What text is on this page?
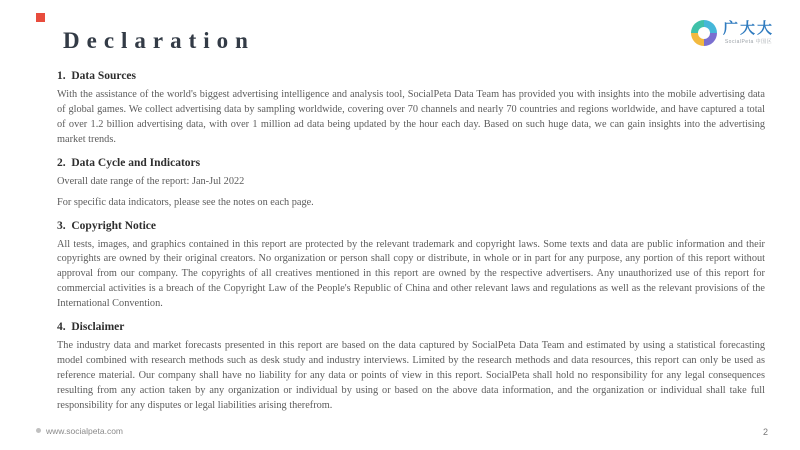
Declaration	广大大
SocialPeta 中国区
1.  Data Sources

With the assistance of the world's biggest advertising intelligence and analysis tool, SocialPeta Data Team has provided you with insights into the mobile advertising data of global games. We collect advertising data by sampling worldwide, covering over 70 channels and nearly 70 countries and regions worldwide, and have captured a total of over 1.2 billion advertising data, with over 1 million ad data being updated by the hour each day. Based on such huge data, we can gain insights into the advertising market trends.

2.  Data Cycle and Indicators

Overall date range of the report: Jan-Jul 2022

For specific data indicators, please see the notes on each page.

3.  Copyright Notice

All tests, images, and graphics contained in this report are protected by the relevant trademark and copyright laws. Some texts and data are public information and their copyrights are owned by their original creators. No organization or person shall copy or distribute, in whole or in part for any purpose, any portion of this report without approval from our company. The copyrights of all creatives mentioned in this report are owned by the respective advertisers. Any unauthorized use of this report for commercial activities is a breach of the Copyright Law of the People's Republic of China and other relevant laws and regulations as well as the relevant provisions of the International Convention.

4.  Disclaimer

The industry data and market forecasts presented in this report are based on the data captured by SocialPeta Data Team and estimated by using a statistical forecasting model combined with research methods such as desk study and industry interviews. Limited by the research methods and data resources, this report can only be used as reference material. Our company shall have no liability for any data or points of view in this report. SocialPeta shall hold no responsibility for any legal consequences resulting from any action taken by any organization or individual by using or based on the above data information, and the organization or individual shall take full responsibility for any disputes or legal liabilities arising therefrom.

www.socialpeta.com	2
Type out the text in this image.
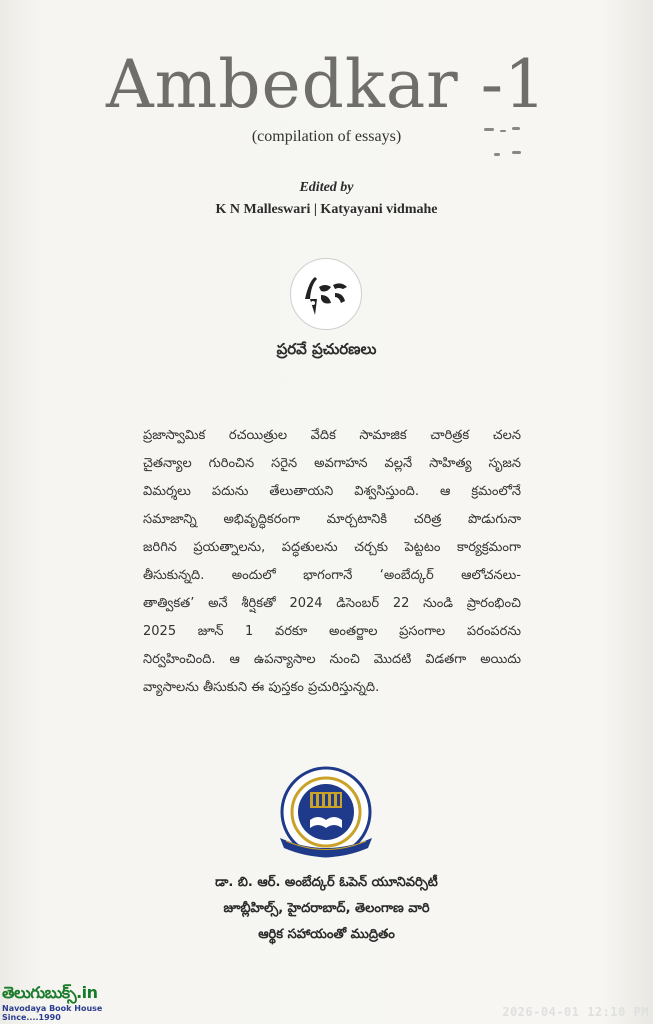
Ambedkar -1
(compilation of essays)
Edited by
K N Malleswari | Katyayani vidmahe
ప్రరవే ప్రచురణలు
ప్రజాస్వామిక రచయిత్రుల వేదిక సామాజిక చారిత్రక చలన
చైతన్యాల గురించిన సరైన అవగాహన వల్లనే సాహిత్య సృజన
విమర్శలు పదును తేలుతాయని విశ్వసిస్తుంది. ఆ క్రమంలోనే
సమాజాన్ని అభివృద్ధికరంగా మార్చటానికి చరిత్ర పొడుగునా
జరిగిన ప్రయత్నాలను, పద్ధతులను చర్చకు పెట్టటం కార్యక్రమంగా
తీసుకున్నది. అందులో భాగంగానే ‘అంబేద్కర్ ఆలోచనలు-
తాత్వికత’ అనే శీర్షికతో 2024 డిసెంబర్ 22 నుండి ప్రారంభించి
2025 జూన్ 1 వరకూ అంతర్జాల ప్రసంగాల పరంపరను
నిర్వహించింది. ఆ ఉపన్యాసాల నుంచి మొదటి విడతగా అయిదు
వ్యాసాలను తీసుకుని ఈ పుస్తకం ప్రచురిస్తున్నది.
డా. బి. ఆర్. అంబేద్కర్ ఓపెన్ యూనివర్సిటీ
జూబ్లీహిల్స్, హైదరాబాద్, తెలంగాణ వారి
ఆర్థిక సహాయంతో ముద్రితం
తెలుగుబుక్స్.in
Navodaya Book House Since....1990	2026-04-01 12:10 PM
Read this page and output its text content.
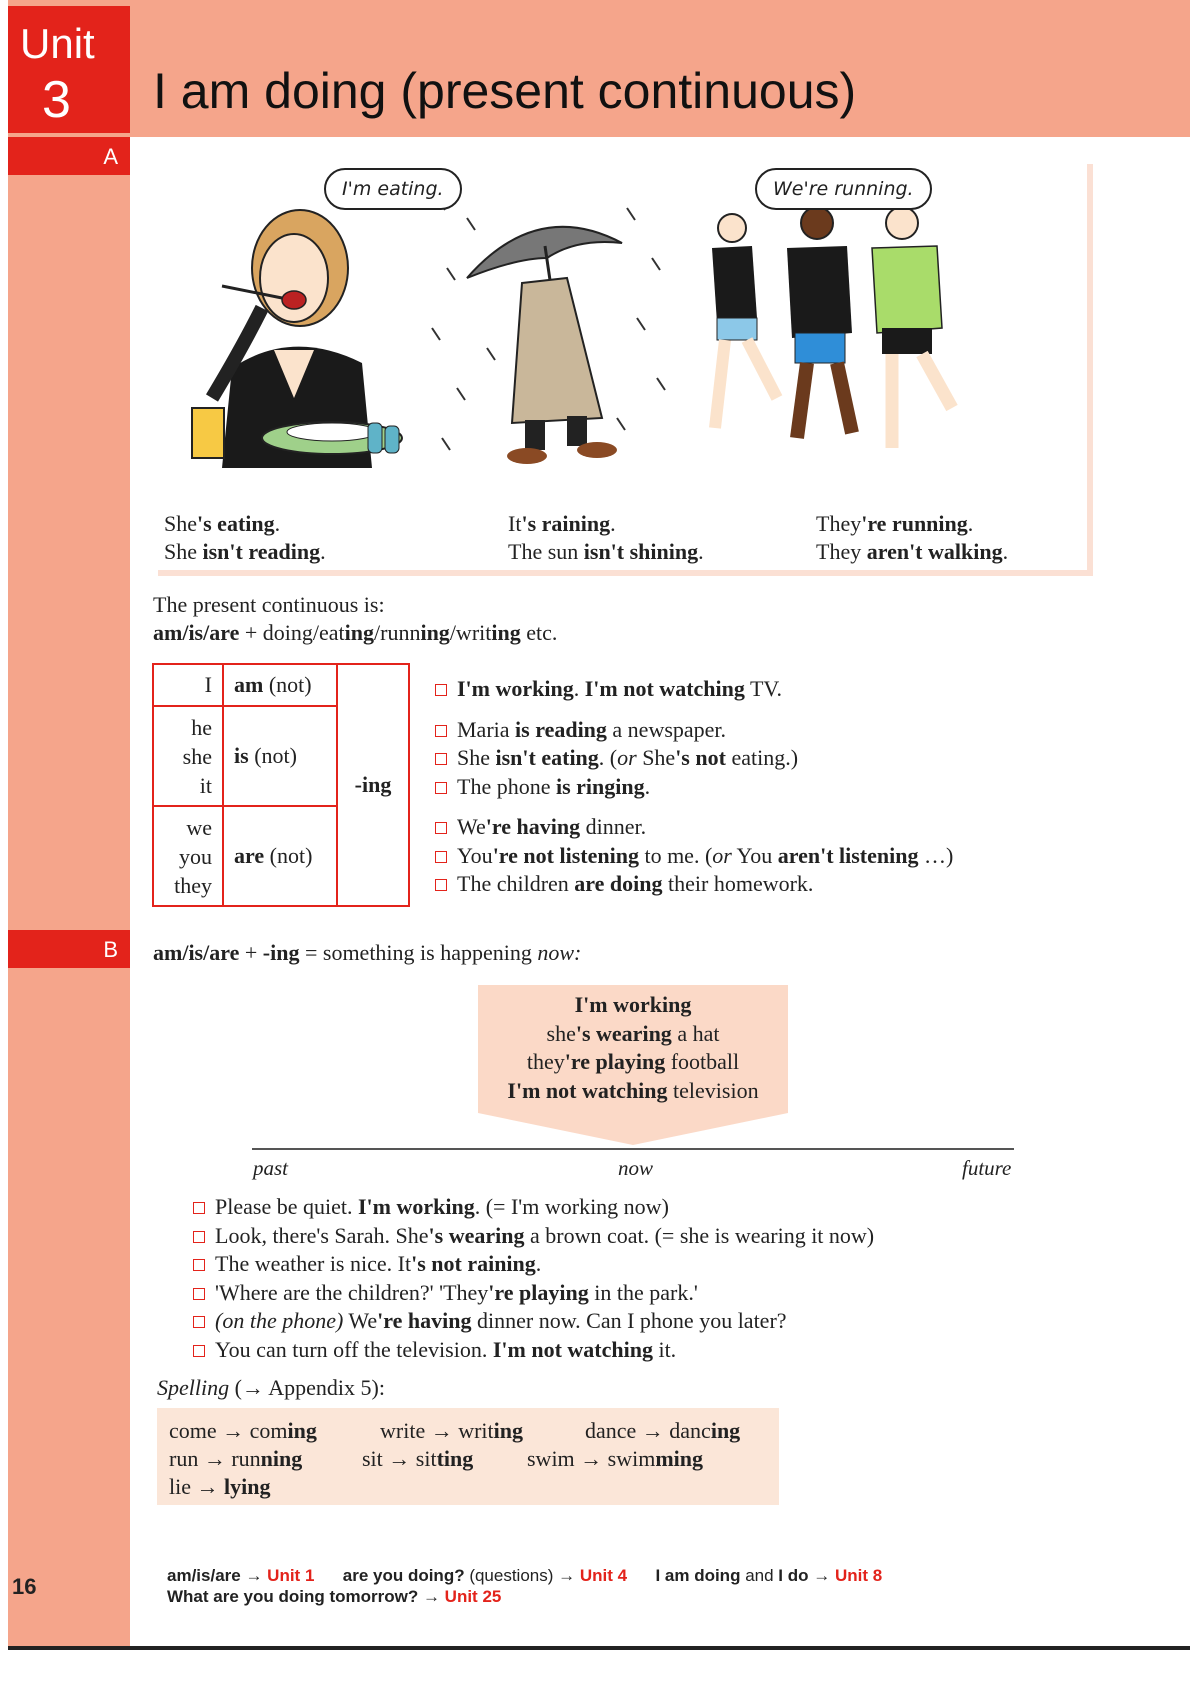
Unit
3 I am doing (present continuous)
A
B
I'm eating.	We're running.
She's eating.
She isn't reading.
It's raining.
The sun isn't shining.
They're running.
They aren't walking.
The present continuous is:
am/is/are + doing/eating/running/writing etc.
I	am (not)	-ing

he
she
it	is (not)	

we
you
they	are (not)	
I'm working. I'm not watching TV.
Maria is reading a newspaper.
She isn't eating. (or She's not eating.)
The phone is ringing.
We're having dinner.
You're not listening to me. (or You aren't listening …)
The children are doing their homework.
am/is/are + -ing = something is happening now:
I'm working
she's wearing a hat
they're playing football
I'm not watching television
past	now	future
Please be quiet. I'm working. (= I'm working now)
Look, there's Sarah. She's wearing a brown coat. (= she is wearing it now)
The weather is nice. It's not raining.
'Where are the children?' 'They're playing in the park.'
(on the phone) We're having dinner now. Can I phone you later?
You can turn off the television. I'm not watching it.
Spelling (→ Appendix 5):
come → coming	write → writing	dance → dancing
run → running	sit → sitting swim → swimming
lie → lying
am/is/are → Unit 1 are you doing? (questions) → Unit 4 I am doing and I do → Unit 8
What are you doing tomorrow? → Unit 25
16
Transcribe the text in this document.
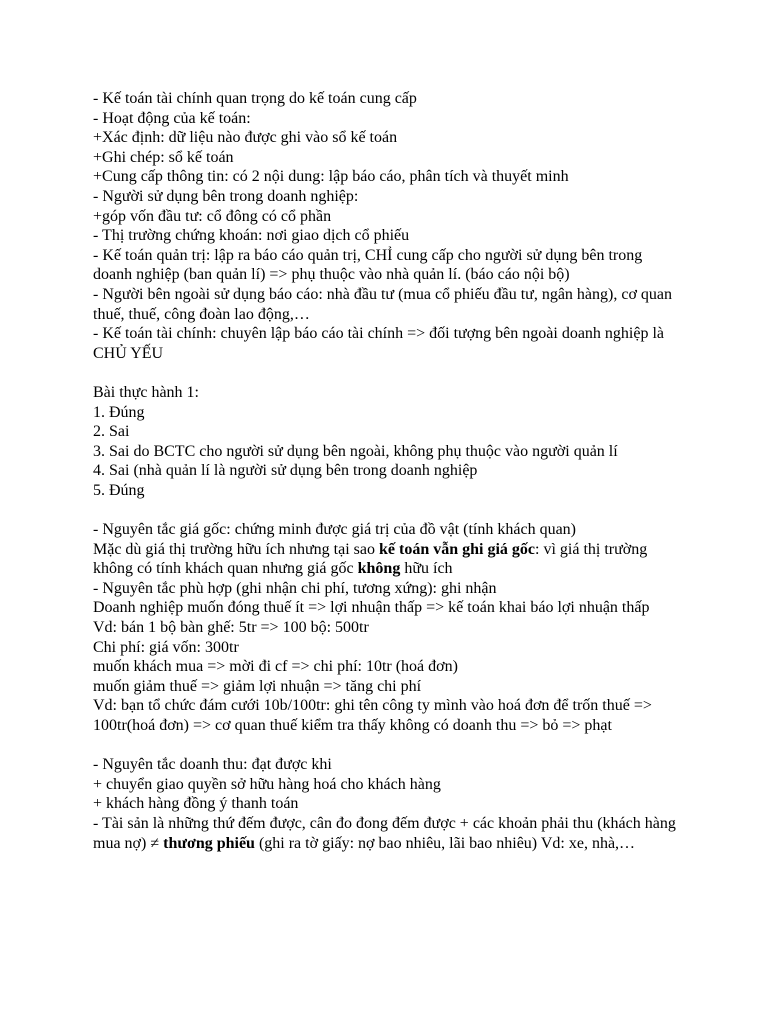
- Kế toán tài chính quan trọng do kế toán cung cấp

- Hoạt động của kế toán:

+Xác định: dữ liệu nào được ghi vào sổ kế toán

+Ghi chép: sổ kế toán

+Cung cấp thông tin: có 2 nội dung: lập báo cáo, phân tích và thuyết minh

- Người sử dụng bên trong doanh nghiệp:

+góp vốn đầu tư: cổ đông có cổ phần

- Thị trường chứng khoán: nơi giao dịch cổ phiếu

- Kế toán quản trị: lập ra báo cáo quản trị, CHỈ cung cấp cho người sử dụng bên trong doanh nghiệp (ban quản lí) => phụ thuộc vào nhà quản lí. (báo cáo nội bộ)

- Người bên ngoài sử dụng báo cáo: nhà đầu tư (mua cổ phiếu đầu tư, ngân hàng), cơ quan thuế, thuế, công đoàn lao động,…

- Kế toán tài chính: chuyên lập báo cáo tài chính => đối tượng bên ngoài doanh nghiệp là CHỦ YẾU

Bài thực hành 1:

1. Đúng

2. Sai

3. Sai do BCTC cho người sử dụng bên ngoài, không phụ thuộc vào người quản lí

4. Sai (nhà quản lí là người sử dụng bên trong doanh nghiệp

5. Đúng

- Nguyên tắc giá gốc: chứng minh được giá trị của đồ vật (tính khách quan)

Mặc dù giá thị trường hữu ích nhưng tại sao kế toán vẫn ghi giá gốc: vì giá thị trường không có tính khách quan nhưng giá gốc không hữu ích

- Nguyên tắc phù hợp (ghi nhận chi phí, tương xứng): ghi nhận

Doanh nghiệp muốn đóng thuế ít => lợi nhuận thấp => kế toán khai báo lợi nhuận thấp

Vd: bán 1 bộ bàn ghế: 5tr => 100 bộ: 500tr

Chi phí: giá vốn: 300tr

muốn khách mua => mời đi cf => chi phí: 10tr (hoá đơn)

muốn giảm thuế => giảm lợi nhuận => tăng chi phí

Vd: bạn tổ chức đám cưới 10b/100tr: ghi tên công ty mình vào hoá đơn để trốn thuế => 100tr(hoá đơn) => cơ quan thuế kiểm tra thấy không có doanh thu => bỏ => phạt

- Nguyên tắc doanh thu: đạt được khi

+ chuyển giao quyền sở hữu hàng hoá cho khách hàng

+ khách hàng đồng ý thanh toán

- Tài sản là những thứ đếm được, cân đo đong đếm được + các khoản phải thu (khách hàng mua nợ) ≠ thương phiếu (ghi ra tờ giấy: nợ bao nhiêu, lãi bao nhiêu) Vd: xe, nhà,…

:: WORK TO DO ::
In your copy of the listing above, reproduce each line exactly and omit all pictures.

:: FINISHED TASK ::
What text is on this page?
Declaration	广大大
SocialPeta 中国区
1.  Data Sources

With the assistance of the world's biggest advertising intelligence and analysis tool, SocialPeta Data Team has provided you with insights into the mobile advertising data of global games. We collect advertising data by sampling worldwide, covering over 70 channels and nearly 70 countries and regions worldwide, and have captured a total of over 1.2 billion advertising data, with over 1 million ad data being updated by the hour each day. Based on such huge data, we can gain insights into the advertising market trends.

2.  Data Cycle and Indicators

Overall date range of the report: Jan-Jul 2022

For specific data indicators, please see the notes on each page.

3.  Copyright Notice

All tests, images, and graphics contained in this report are protected by the relevant trademark and copyright laws. Some texts and data are public information and their copyrights are owned by their original creators. No organization or person shall copy or distribute, in whole or in part for any purpose, any portion of this report without approval from our company. The copyrights of all creatives mentioned in this report are owned by the respective advertisers. Any unauthorized use of this report for commercial activities is a breach of the Copyright Law of the People's Republic of China and other relevant laws and regulations as well as the relevant provisions of the International Convention.

4.  Disclaimer

The industry data and market forecasts presented in this report are based on the data captured by SocialPeta Data Team and estimated by using a statistical forecasting model combined with research methods such as desk study and industry interviews. Limited by the research methods and data resources, this report can only be used as reference material. Our company shall have no liability for any data or points of view in this report. SocialPeta shall hold no responsibility for any legal consequences resulting from any action taken by any organization or individual by using or based on the above data information, and the organization or individual shall take full responsibility for any disputes or legal liabilities arising therefrom.

www.socialpeta.com	2
Type out the text in this image.
Ambedkar -1
(compilation of essays)
Edited by
K N Malleswari | Katyayani vidmahe
ప్రరవే ప్రచురణలు
ప్రజాస్వామిక రచయిత్రుల వేదిక సామాజిక చారిత్రక చలన
చైతన్యాల గురించిన సరైన అవగాహన వల్లనే సాహిత్య సృజన
విమర్శలు పదును తేలుతాయని విశ్వసిస్తుంది. ఆ క్రమంలోనే
సమాజాన్ని అభివృద్ధికరంగా మార్చటానికి చరిత్ర పొడుగునా
జరిగిన ప్రయత్నాలను, పద్ధతులను చర్చకు పెట్టటం కార్యక్రమంగా
తీసుకున్నది. అందులో భాగంగానే ‘అంబేద్కర్ ఆలోచనలు-
తాత్వికత’ అనే శీర్షికతో 2024 డిసెంబర్ 22 నుండి ప్రారంభించి
2025 జూన్ 1 వరకూ అంతర్జాల ప్రసంగాల పరంపరను
నిర్వహించింది. ఆ ఉపన్యాసాల నుంచి మొదటి విడతగా అయిదు
వ్యాసాలను తీసుకుని ఈ పుస్తకం ప్రచురిస్తున్నది.
డా. బి. ఆర్. అంబేద్కర్ ఓపెన్ యూనివర్సిటీ
జూబ్లీహిల్స్, హైదరాబాద్, తెలంగాణ వారి
ఆర్థిక సహాయంతో ముద్రితం
తెలుగుబుక్స్.in
Navodaya Book House Since....1990	2026-04-01 12:10 PM
Read this page and output its text content.
Unit
3 I am doing (present continuous)
A
B
I'm eating.	We're running.
She's eating.
She isn't reading.
It's raining.
The sun isn't shining.
They're running.
They aren't walking.
The present continuous is:
am/is/are + doing/eating/running/writing etc.
I	am (not)	-ing

he
she
it	is (not)	

we
you
they	are (not)	
I'm working. I'm not watching TV.
Maria is reading a newspaper.
She isn't eating. (or She's not eating.)
The phone is ringing.
We're having dinner.
You're not listening to me. (or You aren't listening …)
The children are doing their homework.
am/is/are + -ing = something is happening now:
I'm working
she's wearing a hat
they're playing football
I'm not watching television
past	now	future
Please be quiet. I'm working. (= I'm working now)
Look, there's Sarah. She's wearing a brown coat. (= she is wearing it now)
The weather is nice. It's not raining.
'Where are the children?' 'They're playing in the park.'
(on the phone) We're having dinner now. Can I phone you later?
You can turn off the television. I'm not watching it.
Spelling (→ Appendix 5):
come → coming	write → writing	dance → dancing
run → running	sit → sitting swim → swimming
lie → lying
am/is/are → Unit 1 are you doing? (questions) → Unit 4 I am doing and I do → Unit 8
What are you doing tomorrow? → Unit 25
16
Transcribe the text in this document.
- Kế toán tài chính quan trọng do kế toán cung cấp

- Hoạt động của kế toán:

+Xác định: dữ liệu nào được ghi vào sổ kế toán

+Ghi chép: sổ kế toán

+Cung cấp thông tin: có 2 nội dung: lập báo cáo, phân tích và thuyết minh

- Người sử dụng bên trong doanh nghiệp:

+góp vốn đầu tư: cổ đông có cổ phần

- Thị trường chứng khoán: nơi giao dịch cổ phiếu

- Kế toán quản trị: lập ra báo cáo quản trị, CHỈ cung cấp cho người sử dụng bên trong doanh nghiệp (ban quản lí) => phụ thuộc vào nhà quản lí. (báo cáo nội bộ)

- Người bên ngoài sử dụng báo cáo: nhà đầu tư (mua cổ phiếu đầu tư, ngân hàng), cơ quan thuế, thuế, công đoàn lao động,…

- Kế toán tài chính: chuyên lập báo cáo tài chính => đối tượng bên ngoài doanh nghiệp là CHỦ YẾU

Bài thực hành 1:

1. Đúng

2. Sai

3. Sai do BCTC cho người sử dụng bên ngoài, không phụ thuộc vào người quản lí

4. Sai (nhà quản lí là người sử dụng bên trong doanh nghiệp

5. Đúng

- Nguyên tắc giá gốc: chứng minh được giá trị của đồ vật (tính khách quan)

Mặc dù giá thị trường hữu ích nhưng tại sao kế toán vẫn ghi giá gốc: vì giá thị trường không có tính khách quan nhưng giá gốc không hữu ích

- Nguyên tắc phù hợp (ghi nhận chi phí, tương xứng): ghi nhận

Doanh nghiệp muốn đóng thuế ít => lợi nhuận thấp => kế toán khai báo lợi nhuận thấp

Vd: bán 1 bộ bàn ghế: 5tr => 100 bộ: 500tr

Chi phí: giá vốn: 300tr

muốn khách mua => mời đi cf => chi phí: 10tr (hoá đơn)

muốn giảm thuế => giảm lợi nhuận => tăng chi phí

Vd: bạn tổ chức đám cưới 10b/100tr: ghi tên công ty mình vào hoá đơn để trốn thuế => 100tr(hoá đơn) => cơ quan thuế kiểm tra thấy không có doanh thu => bỏ => phạt

- Nguyên tắc doanh thu: đạt được khi

+ chuyển giao quyền sở hữu hàng hoá cho khách hàng

+ khách hàng đồng ý thanh toán

- Tài sản là những thứ đếm được, cân đo đong đếm được + các khoản phải thu (khách hàng mua nợ) ≠ thương phiếu (ghi ra tờ giấy: nợ bao nhiêu, lãi bao nhiêu) Vd: xe, nhà,…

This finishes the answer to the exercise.